- Set exercise
Pick out every line in the data below that holds "title".

- Available data
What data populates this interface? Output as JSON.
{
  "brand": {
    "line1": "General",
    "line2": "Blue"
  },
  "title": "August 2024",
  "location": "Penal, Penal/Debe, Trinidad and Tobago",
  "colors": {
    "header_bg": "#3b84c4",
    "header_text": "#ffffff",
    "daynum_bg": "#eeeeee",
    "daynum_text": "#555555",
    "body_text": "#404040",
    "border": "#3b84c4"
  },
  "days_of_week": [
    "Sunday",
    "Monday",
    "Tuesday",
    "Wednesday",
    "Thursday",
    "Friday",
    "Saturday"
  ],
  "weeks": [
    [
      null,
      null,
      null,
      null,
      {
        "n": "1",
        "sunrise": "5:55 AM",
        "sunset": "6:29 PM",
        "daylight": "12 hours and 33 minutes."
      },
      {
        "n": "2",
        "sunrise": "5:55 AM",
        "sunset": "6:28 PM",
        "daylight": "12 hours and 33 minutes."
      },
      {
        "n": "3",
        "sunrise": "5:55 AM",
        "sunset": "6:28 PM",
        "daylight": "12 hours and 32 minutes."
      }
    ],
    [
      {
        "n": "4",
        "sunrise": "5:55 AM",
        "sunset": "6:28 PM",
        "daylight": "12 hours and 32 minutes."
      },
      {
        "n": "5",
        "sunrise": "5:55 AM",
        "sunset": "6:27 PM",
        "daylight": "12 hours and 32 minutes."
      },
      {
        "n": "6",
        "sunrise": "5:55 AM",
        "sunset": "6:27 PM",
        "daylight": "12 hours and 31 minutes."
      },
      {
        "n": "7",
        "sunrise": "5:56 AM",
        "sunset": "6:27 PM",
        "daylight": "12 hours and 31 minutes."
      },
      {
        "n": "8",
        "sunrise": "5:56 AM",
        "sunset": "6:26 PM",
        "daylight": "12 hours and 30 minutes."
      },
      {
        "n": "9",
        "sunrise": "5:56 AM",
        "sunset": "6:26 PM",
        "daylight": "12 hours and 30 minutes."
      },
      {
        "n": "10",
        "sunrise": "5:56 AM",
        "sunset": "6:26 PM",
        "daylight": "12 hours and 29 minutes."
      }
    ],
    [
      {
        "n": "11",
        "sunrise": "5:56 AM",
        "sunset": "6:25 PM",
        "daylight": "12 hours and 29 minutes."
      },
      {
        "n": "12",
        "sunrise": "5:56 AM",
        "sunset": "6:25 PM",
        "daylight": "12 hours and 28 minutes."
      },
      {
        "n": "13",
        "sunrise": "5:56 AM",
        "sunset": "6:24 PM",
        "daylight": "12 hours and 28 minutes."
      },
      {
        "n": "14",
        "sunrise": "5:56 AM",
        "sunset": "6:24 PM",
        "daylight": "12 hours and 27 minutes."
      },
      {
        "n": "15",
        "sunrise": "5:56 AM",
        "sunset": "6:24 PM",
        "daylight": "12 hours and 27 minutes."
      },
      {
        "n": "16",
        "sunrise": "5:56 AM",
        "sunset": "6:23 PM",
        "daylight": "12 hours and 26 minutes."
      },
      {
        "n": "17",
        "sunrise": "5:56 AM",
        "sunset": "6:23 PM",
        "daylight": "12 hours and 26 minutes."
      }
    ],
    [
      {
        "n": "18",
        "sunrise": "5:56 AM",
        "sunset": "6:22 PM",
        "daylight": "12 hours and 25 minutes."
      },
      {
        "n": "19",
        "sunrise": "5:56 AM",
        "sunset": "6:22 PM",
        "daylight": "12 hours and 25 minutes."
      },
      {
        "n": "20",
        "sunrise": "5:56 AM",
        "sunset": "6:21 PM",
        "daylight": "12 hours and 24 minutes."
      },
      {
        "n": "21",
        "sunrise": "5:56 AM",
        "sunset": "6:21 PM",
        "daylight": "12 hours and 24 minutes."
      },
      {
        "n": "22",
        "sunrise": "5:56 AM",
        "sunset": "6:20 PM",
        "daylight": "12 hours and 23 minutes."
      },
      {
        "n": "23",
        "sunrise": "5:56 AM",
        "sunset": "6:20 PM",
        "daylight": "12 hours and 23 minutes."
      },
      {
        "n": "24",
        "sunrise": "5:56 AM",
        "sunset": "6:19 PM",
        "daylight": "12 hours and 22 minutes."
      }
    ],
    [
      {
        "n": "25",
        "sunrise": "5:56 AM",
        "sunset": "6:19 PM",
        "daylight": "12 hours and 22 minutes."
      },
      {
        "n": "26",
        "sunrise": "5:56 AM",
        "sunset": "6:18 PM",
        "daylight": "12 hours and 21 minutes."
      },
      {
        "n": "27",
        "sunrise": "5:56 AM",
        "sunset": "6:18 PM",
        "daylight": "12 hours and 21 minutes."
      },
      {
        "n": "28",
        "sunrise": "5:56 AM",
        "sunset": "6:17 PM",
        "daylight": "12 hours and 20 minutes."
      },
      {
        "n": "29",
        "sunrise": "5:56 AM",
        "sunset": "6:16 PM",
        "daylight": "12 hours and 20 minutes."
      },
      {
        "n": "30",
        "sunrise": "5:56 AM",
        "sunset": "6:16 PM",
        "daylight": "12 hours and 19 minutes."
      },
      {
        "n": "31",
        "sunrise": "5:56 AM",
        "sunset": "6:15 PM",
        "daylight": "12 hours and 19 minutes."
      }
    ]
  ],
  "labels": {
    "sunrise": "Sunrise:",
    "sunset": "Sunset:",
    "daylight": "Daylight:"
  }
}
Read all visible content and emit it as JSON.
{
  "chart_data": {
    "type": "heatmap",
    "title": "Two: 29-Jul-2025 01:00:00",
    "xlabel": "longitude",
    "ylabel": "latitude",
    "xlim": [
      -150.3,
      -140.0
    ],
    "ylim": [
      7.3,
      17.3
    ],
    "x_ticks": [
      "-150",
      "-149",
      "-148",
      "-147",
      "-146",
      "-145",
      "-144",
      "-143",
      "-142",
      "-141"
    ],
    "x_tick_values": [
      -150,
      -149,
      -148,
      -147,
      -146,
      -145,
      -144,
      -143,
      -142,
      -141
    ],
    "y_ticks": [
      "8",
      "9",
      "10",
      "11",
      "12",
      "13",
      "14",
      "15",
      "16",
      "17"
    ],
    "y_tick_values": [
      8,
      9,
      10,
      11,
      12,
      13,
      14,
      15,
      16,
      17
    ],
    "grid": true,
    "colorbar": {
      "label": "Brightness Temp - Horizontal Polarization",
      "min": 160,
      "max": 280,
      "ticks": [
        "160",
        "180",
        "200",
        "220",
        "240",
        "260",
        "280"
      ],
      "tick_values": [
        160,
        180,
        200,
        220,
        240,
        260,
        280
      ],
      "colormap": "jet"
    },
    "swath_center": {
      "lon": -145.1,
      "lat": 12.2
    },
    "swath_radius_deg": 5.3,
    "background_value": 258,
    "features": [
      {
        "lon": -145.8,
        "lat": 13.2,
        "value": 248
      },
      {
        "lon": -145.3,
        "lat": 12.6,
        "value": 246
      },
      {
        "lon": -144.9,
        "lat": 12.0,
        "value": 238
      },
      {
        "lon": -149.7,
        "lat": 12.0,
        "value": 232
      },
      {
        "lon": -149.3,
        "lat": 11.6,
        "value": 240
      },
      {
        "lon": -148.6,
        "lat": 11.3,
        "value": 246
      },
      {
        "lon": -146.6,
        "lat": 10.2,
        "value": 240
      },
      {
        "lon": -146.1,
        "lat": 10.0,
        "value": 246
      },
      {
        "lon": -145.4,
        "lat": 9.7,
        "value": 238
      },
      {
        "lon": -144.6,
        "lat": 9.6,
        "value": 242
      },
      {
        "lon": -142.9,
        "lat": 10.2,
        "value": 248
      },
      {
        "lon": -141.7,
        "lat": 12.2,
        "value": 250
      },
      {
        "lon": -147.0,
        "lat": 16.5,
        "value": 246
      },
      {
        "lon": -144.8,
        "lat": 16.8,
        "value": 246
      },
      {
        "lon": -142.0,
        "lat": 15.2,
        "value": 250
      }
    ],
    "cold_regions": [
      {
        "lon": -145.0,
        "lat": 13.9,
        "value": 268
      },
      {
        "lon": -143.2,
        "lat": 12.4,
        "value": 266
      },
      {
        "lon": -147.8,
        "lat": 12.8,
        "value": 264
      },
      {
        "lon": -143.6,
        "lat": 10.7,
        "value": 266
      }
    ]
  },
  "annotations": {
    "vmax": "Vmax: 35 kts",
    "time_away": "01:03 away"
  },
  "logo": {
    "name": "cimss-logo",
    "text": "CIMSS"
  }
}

- Full output
  "title": "August 2024",
    "title": "Two: 29-Jul-2025 01:00:00",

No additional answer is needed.